» **REQUIRED TASK**: In the data that follows, count the lines in which the word "frac" occurs, and report that figure alone.
···
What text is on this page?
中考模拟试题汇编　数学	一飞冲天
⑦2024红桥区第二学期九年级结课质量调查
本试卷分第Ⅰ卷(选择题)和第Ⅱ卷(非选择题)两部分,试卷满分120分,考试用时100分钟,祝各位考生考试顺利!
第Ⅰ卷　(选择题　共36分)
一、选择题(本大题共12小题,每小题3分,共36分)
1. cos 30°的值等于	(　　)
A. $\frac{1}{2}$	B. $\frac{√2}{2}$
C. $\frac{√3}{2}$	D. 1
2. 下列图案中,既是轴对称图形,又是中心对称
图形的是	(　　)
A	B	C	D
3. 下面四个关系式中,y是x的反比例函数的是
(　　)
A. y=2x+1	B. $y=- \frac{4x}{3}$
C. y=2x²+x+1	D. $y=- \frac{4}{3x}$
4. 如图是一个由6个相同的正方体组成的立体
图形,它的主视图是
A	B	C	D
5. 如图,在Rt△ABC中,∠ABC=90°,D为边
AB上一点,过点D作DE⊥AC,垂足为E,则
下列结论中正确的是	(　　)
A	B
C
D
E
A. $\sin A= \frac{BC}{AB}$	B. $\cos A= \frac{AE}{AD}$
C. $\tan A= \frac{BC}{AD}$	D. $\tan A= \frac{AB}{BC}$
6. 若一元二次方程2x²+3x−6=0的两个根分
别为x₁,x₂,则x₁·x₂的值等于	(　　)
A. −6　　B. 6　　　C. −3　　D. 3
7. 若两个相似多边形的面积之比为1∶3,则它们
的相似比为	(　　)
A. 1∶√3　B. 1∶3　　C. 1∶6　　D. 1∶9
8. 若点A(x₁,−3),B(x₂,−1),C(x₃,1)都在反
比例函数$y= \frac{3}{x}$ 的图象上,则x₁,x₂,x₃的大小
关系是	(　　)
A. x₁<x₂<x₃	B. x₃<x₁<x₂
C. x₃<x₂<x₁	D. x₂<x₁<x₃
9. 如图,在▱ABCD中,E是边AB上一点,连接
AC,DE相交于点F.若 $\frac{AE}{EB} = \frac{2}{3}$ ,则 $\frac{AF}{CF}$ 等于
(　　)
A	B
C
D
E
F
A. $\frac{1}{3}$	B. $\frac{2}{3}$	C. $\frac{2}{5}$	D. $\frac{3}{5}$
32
···
» **THE SOLUTION**: 9